WORK TO BE COMPLETED: Transcribe the data that follows precisely, omitting nothing.

Begin PROVIDED ENTRIES

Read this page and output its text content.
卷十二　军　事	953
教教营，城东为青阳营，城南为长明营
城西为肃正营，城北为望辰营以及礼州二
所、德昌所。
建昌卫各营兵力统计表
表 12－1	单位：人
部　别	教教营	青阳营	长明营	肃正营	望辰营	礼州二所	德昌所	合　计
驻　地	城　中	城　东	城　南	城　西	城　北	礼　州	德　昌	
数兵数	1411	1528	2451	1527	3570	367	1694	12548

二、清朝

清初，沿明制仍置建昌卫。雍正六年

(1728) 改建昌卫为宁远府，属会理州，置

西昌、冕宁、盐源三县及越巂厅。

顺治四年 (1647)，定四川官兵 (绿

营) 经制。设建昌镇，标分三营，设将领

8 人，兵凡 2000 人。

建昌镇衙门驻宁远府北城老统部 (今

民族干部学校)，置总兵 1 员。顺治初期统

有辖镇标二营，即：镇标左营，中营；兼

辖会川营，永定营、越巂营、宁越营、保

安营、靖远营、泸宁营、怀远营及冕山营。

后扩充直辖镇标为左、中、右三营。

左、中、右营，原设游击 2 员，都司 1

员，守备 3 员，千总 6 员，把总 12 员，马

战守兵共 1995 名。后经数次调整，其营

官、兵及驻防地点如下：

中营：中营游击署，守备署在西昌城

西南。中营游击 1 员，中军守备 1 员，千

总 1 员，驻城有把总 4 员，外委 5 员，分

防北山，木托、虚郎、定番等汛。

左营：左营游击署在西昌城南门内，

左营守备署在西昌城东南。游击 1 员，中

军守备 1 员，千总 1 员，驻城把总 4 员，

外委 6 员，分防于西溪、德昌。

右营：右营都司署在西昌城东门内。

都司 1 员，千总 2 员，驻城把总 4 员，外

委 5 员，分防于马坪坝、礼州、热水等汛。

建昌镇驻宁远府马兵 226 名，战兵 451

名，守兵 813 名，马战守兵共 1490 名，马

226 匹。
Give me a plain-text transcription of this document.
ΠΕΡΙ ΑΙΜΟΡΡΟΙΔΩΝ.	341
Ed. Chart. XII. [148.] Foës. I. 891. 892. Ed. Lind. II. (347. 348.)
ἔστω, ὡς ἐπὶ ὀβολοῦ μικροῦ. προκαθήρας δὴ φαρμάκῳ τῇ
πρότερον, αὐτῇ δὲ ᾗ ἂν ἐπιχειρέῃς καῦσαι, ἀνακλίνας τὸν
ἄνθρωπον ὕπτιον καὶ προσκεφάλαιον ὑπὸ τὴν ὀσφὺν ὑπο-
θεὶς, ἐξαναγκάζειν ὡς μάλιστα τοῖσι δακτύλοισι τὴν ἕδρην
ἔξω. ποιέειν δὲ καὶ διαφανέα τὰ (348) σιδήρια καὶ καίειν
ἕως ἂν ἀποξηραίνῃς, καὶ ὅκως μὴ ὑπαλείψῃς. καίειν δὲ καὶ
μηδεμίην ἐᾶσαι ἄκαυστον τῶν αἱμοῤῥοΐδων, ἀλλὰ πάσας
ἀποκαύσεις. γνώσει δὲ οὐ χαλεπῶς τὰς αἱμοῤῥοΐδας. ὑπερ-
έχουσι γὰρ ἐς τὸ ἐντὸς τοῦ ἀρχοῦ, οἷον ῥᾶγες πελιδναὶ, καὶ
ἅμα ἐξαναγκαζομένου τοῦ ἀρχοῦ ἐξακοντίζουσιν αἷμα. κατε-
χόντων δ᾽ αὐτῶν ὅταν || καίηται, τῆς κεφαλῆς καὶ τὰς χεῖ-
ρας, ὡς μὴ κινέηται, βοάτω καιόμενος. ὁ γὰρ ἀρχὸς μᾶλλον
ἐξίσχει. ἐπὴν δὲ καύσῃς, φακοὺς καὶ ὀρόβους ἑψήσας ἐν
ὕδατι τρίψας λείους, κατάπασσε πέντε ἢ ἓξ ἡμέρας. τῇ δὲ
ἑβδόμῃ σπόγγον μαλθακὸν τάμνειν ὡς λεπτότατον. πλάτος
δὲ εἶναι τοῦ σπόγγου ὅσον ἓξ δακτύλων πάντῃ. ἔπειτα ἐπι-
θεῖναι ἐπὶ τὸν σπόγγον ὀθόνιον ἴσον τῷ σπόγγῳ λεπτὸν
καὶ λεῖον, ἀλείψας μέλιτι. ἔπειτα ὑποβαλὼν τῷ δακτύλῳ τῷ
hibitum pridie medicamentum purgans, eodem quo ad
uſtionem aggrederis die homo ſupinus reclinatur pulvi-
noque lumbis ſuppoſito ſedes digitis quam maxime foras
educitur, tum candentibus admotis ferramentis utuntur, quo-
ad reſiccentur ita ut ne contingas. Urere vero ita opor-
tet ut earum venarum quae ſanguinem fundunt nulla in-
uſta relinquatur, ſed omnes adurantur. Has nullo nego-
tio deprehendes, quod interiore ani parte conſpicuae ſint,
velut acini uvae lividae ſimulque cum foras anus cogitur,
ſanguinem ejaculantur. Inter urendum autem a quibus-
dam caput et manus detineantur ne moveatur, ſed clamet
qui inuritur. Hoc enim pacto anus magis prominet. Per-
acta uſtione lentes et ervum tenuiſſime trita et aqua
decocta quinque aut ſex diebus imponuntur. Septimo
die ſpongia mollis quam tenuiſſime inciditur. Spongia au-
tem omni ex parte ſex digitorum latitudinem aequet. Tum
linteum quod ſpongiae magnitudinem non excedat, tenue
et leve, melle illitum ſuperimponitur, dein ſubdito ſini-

End PROVIDED ENTRIES

TASK RESULT:
Read this page and output its text content.
卷十二　军　事	953
教教营，城东为青阳营，城南为长明营
城西为肃正营，城北为望辰营以及礼州二
所、德昌所。
建昌卫各营兵力统计表
表 12－1	单位：人
部　别	教教营	青阳营	长明营	肃正营	望辰营	礼州二所	德昌所	合　计
驻　地	城　中	城　东	城　南	城　西	城　北	礼　州	德　昌	
数兵数	1411	1528	2451	1527	3570	367	1694	12548

二、清朝

清初，沿明制仍置建昌卫。雍正六年

(1728) 改建昌卫为宁远府，属会理州，置

西昌、冕宁、盐源三县及越巂厅。

顺治四年 (1647)，定四川官兵 (绿

营) 经制。设建昌镇，标分三营，设将领

8 人，兵凡 2000 人。

建昌镇衙门驻宁远府北城老统部 (今

民族干部学校)，置总兵 1 员。顺治初期统

有辖镇标二营，即：镇标左营，中营；兼

辖会川营，永定营、越巂营、宁越营、保

安营、靖远营、泸宁营、怀远营及冕山营。

后扩充直辖镇标为左、中、右三营。

左、中、右营，原设游击 2 员，都司 1

员，守备 3 员，千总 6 员，把总 12 员，马

战守兵共 1995 名。后经数次调整，其营

官、兵及驻防地点如下：

中营：中营游击署，守备署在西昌城

西南。中营游击 1 员，中军守备 1 员，千

总 1 员，驻城有把总 4 员，外委 5 员，分

防北山，木托、虚郎、定番等汛。

左营：左营游击署在西昌城南门内，

左营守备署在西昌城东南。游击 1 员，中

军守备 1 员，千总 1 员，驻城把总 4 员，

外委 6 员，分防于西溪、德昌。

右营：右营都司署在西昌城东门内。

都司 1 员，千总 2 员，驻城把总 4 员，外

委 5 员，分防于马坪坝、礼州、热水等汛。

建昌镇驻宁远府马兵 226 名，战兵 451

名，守兵 813 名，马战守兵共 1490 名，马

226 匹。
Give me a plain-text transcription of this document.
ΠΕΡΙ ΑΙΜΟΡΡΟΙΔΩΝ.	341
Ed. Chart. XII. [148.] Foës. I. 891. 892. Ed. Lind. II. (347. 348.)
ἔστω, ὡς ἐπὶ ὀβολοῦ μικροῦ. προκαθήρας δὴ φαρμάκῳ τῇ
πρότερον, αὐτῇ δὲ ᾗ ἂν ἐπιχειρέῃς καῦσαι, ἀνακλίνας τὸν
ἄνθρωπον ὕπτιον καὶ προσκεφάλαιον ὑπὸ τὴν ὀσφὺν ὑπο-
θεὶς, ἐξαναγκάζειν ὡς μάλιστα τοῖσι δακτύλοισι τὴν ἕδρην
ἔξω. ποιέειν δὲ καὶ διαφανέα τὰ (348) σιδήρια καὶ καίειν
ἕως ἂν ἀποξηραίνῃς, καὶ ὅκως μὴ ὑπαλείψῃς. καίειν δὲ καὶ
μηδεμίην ἐᾶσαι ἄκαυστον τῶν αἱμοῤῥοΐδων, ἀλλὰ πάσας
ἀποκαύσεις. γνώσει δὲ οὐ χαλεπῶς τὰς αἱμοῤῥοΐδας. ὑπερ-
έχουσι γὰρ ἐς τὸ ἐντὸς τοῦ ἀρχοῦ, οἷον ῥᾶγες πελιδναὶ, καὶ
ἅμα ἐξαναγκαζομένου τοῦ ἀρχοῦ ἐξακοντίζουσιν αἷμα. κατε-
χόντων δ᾽ αὐτῶν ὅταν || καίηται, τῆς κεφαλῆς καὶ τὰς χεῖ-
ρας, ὡς μὴ κινέηται, βοάτω καιόμενος. ὁ γὰρ ἀρχὸς μᾶλλον
ἐξίσχει. ἐπὴν δὲ καύσῃς, φακοὺς καὶ ὀρόβους ἑψήσας ἐν
ὕδατι τρίψας λείους, κατάπασσε πέντε ἢ ἓξ ἡμέρας. τῇ δὲ
ἑβδόμῃ σπόγγον μαλθακὸν τάμνειν ὡς λεπτότατον. πλάτος
δὲ εἶναι τοῦ σπόγγου ὅσον ἓξ δακτύλων πάντῃ. ἔπειτα ἐπι-
θεῖναι ἐπὶ τὸν σπόγγον ὀθόνιον ἴσον τῷ σπόγγῳ λεπτὸν
καὶ λεῖον, ἀλείψας μέλιτι. ἔπειτα ὑποβαλὼν τῷ δακτύλῳ τῷ
hibitum pridie medicamentum purgans, eodem quo ad
uſtionem aggrederis die homo ſupinus reclinatur pulvi-
noque lumbis ſuppoſito ſedes digitis quam maxime foras
educitur, tum candentibus admotis ferramentis utuntur, quo-
ad reſiccentur ita ut ne contingas. Urere vero ita opor-
tet ut earum venarum quae ſanguinem fundunt nulla in-
uſta relinquatur, ſed omnes adurantur. Has nullo nego-
tio deprehendes, quod interiore ani parte conſpicuae ſint,
velut acini uvae lividae ſimulque cum foras anus cogitur,
ſanguinem ejaculantur. Inter urendum autem a quibus-
dam caput et manus detineantur ne moveatur, ſed clamet
qui inuritur. Hoc enim pacto anus magis prominet. Per-
acta uſtione lentes et ervum tenuiſſime trita et aqua
decocta quinque aut ſex diebus imponuntur. Septimo
die ſpongia mollis quam tenuiſſime inciditur. Spongia au-
tem omni ex parte ſex digitorum latitudinem aequet. Tum
linteum quod ſpongiae magnitudinem non excedat, tenue
et leve, melle illitum ſuperimponitur, dein ſubdito ſini-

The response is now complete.